▶ [Set task] Copy out the listing that follows exactly, dropping every picture.

━━━━━━━━

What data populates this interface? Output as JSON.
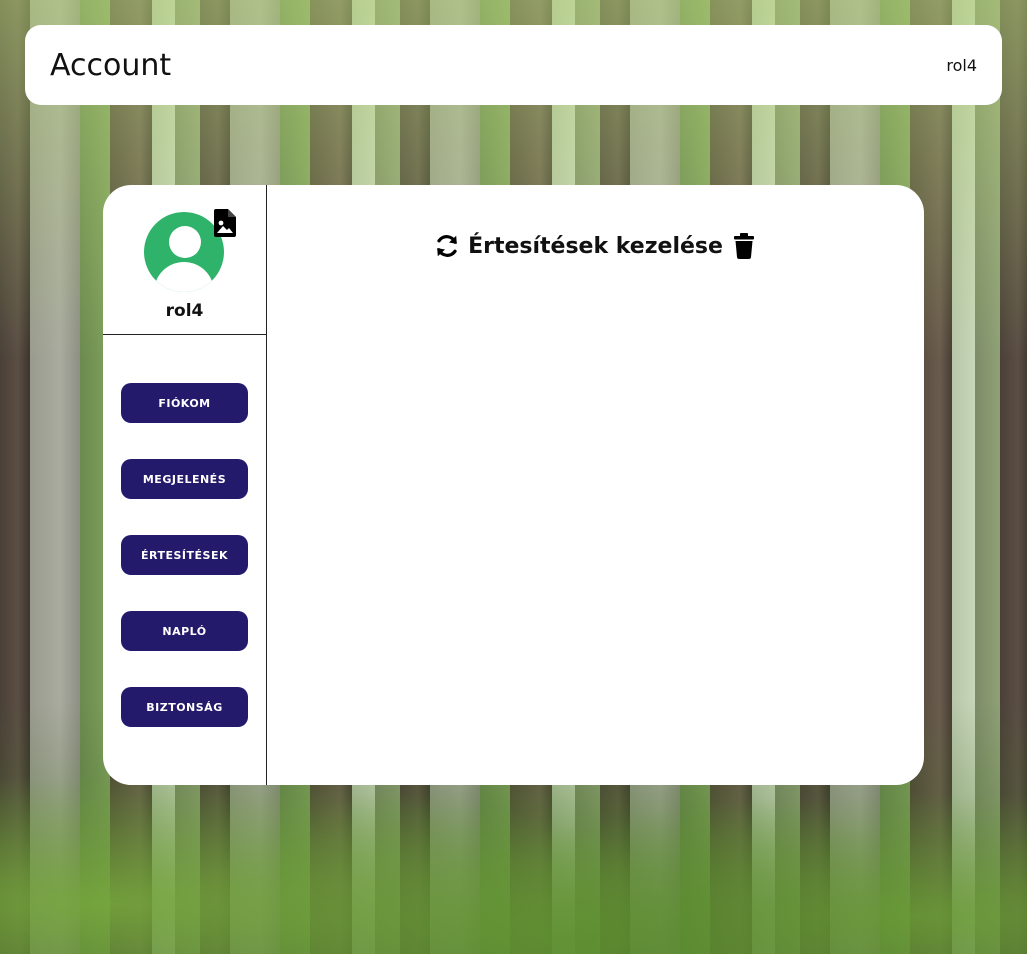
{
  "header": {
    "title": "Account",
    "username": "rol4"
  },
  "profile": {
    "name": "rol4",
    "avatar_icon": "user-avatar-icon",
    "upload_icon": "image-file-icon",
    "avatar_color": "#2fb36a"
  },
  "sidebar": {
    "items": [
      {
        "label": "FIÓKOM"
      },
      {
        "label": "MEGJELENÉS"
      },
      {
        "label": "ÉRTESÍTÉSEK"
      },
      {
        "label": "NAPLÓ"
      },
      {
        "label": "BIZTONSÁG"
      }
    ],
    "button_color": "#241a6b"
  },
  "main": {
    "title": "Értesítések kezelése",
    "refresh_icon": "refresh-icon",
    "delete_icon": "trash-icon"
  }
}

━━━━━━━━

▶ [Exercise result]
What data populates this interface? Output as JSON.
{
  "header": {
    "title": "Account",
    "username": "rol4"
  },
  "profile": {
    "name": "rol4",
    "avatar_icon": "user-avatar-icon",
    "upload_icon": "image-file-icon",
    "avatar_color": "#2fb36a"
  },
  "sidebar": {
    "items": [
      {
        "label": "FIÓKOM"
      },
      {
        "label": "MEGJELENÉS"
      },
      {
        "label": "ÉRTESÍTÉSEK"
      },
      {
        "label": "NAPLÓ"
      },
      {
        "label": "BIZTONSÁG"
      }
    ],
    "button_color": "#241a6b"
  },
  "main": {
    "title": "Értesítések kezelése",
    "refresh_icon": "refresh-icon",
    "delete_icon": "trash-icon"
  }
}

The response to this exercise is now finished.